→ EXERCISE INPUT:
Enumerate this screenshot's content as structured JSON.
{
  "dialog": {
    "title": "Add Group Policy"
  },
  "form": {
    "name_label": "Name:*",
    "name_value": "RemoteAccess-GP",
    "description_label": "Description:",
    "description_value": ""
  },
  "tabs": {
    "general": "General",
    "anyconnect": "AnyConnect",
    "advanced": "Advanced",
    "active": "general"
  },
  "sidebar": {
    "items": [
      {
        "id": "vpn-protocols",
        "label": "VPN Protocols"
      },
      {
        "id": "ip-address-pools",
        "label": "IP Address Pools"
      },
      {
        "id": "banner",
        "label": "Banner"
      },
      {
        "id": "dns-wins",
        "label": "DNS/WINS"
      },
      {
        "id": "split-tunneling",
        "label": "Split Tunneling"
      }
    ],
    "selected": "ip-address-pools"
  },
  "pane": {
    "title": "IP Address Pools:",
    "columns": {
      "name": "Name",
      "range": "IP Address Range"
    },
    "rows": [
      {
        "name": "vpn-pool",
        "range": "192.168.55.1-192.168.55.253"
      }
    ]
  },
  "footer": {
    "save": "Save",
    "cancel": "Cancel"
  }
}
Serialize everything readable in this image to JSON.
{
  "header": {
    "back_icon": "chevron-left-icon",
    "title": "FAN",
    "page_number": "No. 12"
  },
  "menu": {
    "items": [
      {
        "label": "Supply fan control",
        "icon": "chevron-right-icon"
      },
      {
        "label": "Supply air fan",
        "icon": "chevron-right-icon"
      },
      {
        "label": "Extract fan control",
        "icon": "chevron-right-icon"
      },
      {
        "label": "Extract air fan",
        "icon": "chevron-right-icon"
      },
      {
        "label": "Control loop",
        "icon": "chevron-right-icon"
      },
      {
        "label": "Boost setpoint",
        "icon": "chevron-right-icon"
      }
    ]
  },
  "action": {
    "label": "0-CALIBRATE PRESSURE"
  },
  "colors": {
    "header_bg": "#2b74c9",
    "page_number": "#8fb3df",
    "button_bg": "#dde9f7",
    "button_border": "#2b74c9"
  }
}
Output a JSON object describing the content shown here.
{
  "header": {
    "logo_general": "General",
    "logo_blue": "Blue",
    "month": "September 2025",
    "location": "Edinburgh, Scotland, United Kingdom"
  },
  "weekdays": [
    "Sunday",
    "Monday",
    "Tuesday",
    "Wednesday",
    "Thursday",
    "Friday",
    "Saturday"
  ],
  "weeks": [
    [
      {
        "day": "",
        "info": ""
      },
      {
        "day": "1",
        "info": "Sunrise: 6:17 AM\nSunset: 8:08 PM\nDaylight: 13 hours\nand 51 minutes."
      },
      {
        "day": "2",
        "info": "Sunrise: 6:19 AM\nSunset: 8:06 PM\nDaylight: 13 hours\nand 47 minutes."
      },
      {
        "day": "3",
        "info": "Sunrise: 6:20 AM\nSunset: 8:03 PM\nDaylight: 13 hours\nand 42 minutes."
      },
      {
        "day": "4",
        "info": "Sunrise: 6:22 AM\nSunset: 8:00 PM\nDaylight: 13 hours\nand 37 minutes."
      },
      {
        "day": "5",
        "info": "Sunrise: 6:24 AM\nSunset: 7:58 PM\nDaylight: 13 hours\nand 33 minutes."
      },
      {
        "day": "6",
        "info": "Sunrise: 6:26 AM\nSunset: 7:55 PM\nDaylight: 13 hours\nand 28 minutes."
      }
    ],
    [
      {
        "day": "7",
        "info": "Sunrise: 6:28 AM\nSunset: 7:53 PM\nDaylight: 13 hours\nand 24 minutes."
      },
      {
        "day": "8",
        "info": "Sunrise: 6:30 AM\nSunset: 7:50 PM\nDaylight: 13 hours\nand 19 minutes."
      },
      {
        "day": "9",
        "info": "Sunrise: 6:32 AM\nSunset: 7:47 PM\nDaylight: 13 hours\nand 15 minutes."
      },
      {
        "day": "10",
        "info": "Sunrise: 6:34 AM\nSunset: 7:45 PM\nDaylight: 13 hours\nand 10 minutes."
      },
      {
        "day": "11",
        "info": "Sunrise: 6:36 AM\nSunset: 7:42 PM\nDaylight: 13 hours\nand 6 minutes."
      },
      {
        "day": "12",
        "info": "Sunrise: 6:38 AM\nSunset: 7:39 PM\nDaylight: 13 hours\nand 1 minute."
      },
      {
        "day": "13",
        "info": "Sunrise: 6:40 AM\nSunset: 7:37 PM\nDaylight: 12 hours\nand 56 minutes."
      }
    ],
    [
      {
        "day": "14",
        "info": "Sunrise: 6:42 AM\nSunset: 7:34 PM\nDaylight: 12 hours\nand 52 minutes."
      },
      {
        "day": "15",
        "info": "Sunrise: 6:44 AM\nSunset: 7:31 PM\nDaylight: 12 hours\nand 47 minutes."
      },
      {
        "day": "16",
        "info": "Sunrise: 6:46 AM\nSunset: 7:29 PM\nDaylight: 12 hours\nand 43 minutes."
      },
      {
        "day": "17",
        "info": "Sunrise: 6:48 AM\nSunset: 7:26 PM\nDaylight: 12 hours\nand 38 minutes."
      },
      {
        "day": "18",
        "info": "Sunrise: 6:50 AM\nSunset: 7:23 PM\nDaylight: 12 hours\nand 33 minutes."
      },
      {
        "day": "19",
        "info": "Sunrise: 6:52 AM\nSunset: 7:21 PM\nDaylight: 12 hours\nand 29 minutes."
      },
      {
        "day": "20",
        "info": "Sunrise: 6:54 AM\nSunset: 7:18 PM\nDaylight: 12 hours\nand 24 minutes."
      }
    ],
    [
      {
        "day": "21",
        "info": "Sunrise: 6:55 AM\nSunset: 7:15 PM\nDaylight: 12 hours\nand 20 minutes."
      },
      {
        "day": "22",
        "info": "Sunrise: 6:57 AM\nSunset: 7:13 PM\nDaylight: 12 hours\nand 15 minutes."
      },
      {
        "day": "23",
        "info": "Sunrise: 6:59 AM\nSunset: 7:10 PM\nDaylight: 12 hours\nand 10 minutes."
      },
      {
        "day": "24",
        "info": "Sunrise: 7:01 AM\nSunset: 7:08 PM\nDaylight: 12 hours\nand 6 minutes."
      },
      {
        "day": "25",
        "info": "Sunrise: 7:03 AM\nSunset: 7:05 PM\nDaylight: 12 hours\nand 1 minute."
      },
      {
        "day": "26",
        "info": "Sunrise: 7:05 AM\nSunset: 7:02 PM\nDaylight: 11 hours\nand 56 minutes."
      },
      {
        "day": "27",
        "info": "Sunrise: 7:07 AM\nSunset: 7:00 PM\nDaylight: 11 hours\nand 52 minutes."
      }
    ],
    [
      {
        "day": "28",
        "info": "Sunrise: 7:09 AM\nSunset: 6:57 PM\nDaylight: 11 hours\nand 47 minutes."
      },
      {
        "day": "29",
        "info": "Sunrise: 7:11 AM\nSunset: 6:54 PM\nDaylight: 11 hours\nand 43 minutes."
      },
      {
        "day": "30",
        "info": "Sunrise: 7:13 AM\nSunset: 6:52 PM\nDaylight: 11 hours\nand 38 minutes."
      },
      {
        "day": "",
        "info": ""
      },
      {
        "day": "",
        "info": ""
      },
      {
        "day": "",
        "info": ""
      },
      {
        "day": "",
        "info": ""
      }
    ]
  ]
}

→ EXERCISE PROMPT: Return every line above in which the string "content" occurs.

→ THE SOLUTION:
Enumerate this screenshot's content as structured JSON.
Output a JSON object describing the content shown here.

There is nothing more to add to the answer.